Provided entries:
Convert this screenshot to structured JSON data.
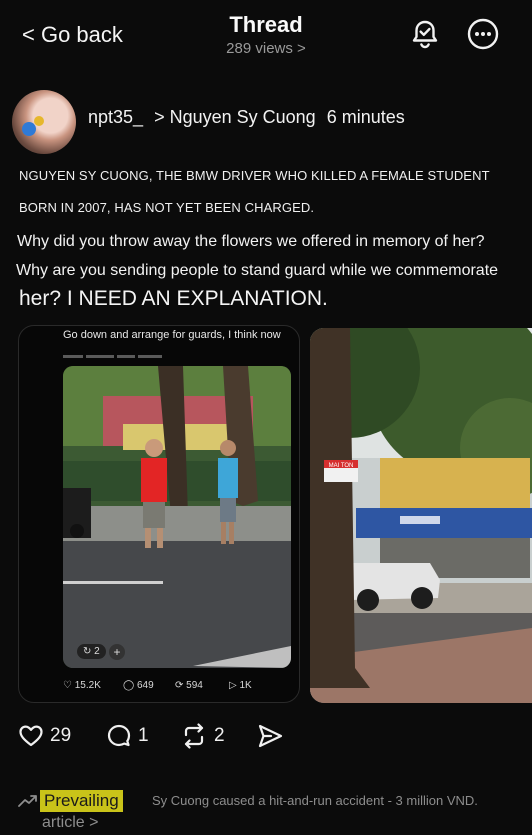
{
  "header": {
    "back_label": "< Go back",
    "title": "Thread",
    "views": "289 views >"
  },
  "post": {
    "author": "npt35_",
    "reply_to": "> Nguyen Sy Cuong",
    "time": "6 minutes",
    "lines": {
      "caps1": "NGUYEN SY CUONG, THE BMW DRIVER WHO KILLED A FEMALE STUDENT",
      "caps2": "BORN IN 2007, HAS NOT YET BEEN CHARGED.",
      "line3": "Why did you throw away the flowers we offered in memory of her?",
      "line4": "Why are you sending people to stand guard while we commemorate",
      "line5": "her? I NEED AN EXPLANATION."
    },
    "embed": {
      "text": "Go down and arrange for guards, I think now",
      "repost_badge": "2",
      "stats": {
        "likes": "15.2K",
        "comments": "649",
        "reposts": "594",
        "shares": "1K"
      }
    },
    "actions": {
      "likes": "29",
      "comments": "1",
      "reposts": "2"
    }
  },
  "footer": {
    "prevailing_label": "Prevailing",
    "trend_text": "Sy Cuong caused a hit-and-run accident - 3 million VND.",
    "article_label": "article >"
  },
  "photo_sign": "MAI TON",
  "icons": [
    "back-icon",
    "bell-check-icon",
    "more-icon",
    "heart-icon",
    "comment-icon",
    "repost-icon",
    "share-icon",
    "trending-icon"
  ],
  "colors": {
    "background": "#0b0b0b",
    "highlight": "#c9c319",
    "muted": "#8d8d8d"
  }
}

Your task: Restate the full listing verbatim and drop every picture.

Exercise answer:
Convert this screenshot to structured JSON data.
{
  "header": {
    "back_label": "< Go back",
    "title": "Thread",
    "views": "289 views >"
  },
  "post": {
    "author": "npt35_",
    "reply_to": "> Nguyen Sy Cuong",
    "time": "6 minutes",
    "lines": {
      "caps1": "NGUYEN SY CUONG, THE BMW DRIVER WHO KILLED A FEMALE STUDENT",
      "caps2": "BORN IN 2007, HAS NOT YET BEEN CHARGED.",
      "line3": "Why did you throw away the flowers we offered in memory of her?",
      "line4": "Why are you sending people to stand guard while we commemorate",
      "line5": "her? I NEED AN EXPLANATION."
    },
    "embed": {
      "text": "Go down and arrange for guards, I think now",
      "repost_badge": "2",
      "stats": {
        "likes": "15.2K",
        "comments": "649",
        "reposts": "594",
        "shares": "1K"
      }
    },
    "actions": {
      "likes": "29",
      "comments": "1",
      "reposts": "2"
    }
  },
  "footer": {
    "prevailing_label": "Prevailing",
    "trend_text": "Sy Cuong caused a hit-and-run accident - 3 million VND.",
    "article_label": "article >"
  },
  "photo_sign": "MAI TON",
  "icons": [
    "back-icon",
    "bell-check-icon",
    "more-icon",
    "heart-icon",
    "comment-icon",
    "repost-icon",
    "share-icon",
    "trending-icon"
  ],
  "colors": {
    "background": "#0b0b0b",
    "highlight": "#c9c319",
    "muted": "#8d8d8d"
  }
}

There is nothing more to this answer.